> _Data supplied_
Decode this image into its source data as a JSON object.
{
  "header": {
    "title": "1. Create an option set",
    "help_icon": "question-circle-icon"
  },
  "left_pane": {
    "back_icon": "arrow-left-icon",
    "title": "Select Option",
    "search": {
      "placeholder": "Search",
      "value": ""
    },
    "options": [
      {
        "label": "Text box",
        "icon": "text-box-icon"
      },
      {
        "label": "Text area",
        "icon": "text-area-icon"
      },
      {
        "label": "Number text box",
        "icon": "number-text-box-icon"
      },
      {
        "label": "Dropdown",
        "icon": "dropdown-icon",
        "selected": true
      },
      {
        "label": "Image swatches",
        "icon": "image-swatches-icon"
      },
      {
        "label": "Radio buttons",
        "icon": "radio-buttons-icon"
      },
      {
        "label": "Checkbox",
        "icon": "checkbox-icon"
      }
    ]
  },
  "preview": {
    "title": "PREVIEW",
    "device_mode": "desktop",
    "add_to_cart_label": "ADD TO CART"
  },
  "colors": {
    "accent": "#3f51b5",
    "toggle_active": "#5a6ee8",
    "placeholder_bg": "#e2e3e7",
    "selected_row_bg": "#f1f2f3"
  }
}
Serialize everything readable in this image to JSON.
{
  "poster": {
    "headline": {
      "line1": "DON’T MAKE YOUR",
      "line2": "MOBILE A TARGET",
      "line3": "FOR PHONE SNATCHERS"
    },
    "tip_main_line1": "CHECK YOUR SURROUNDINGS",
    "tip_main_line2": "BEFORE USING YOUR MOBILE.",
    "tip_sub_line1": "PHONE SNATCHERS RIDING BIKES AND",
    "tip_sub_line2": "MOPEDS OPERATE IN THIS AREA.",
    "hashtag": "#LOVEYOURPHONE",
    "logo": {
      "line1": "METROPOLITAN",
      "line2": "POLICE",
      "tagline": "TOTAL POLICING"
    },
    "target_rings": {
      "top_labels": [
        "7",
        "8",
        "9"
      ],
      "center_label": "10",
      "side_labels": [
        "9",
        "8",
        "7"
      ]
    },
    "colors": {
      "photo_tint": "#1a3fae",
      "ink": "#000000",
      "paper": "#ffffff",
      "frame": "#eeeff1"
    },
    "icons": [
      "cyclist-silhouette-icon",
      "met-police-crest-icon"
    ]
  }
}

> _Aim_
Find how many lines of the listing include the string "swatches" and give that number, nothing else.

> _Expected answer_
2